What to produce> Copy out all the entries word for word.
=====
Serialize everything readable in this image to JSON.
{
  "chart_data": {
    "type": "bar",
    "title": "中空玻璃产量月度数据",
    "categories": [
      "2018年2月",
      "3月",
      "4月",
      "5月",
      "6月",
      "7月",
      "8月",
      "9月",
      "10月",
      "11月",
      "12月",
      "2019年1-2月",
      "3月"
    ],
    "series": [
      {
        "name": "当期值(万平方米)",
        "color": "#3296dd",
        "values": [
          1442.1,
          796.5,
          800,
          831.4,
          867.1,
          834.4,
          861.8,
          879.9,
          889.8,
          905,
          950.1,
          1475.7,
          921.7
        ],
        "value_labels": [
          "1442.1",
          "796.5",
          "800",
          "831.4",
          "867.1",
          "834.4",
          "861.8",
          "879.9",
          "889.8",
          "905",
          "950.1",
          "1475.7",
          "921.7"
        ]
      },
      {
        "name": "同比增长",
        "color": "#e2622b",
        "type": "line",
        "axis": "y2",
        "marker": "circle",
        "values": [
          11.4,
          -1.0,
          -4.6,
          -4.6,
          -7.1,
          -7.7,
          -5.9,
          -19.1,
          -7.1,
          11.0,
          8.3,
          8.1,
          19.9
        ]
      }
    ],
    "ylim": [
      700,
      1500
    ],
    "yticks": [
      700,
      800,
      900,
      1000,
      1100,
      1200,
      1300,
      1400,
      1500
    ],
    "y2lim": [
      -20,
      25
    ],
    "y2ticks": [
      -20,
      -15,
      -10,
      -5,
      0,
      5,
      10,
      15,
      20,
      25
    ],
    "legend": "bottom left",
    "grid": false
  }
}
=====
Answer to the problem>
Serialize everything readable in this image to JSON.
{
  "chart_data": {
    "type": "bar",
    "title": "中空玻璃产量月度数据",
    "categories": [
      "2018年2月",
      "3月",
      "4月",
      "5月",
      "6月",
      "7月",
      "8月",
      "9月",
      "10月",
      "11月",
      "12月",
      "2019年1-2月",
      "3月"
    ],
    "series": [
      {
        "name": "当期值(万平方米)",
        "color": "#3296dd",
        "values": [
          1442.1,
          796.5,
          800,
          831.4,
          867.1,
          834.4,
          861.8,
          879.9,
          889.8,
          905,
          950.1,
          1475.7,
          921.7
        ],
        "value_labels": [
          "1442.1",
          "796.5",
          "800",
          "831.4",
          "867.1",
          "834.4",
          "861.8",
          "879.9",
          "889.8",
          "905",
          "950.1",
          "1475.7",
          "921.7"
        ]
      },
      {
        "name": "同比增长",
        "color": "#e2622b",
        "type": "line",
        "axis": "y2",
        "marker": "circle",
        "values": [
          11.4,
          -1.0,
          -4.6,
          -4.6,
          -7.1,
          -7.7,
          -5.9,
          -19.1,
          -7.1,
          11.0,
          8.3,
          8.1,
          19.9
        ]
      }
    ],
    "ylim": [
      700,
      1500
    ],
    "yticks": [
      700,
      800,
      900,
      1000,
      1100,
      1200,
      1300,
      1400,
      1500
    ],
    "y2lim": [
      -20,
      25
    ],
    "y2ticks": [
      -20,
      -15,
      -10,
      -5,
      0,
      5,
      10,
      15,
      20,
      25
    ],
    "legend": "bottom left",
    "grid": false
  }
}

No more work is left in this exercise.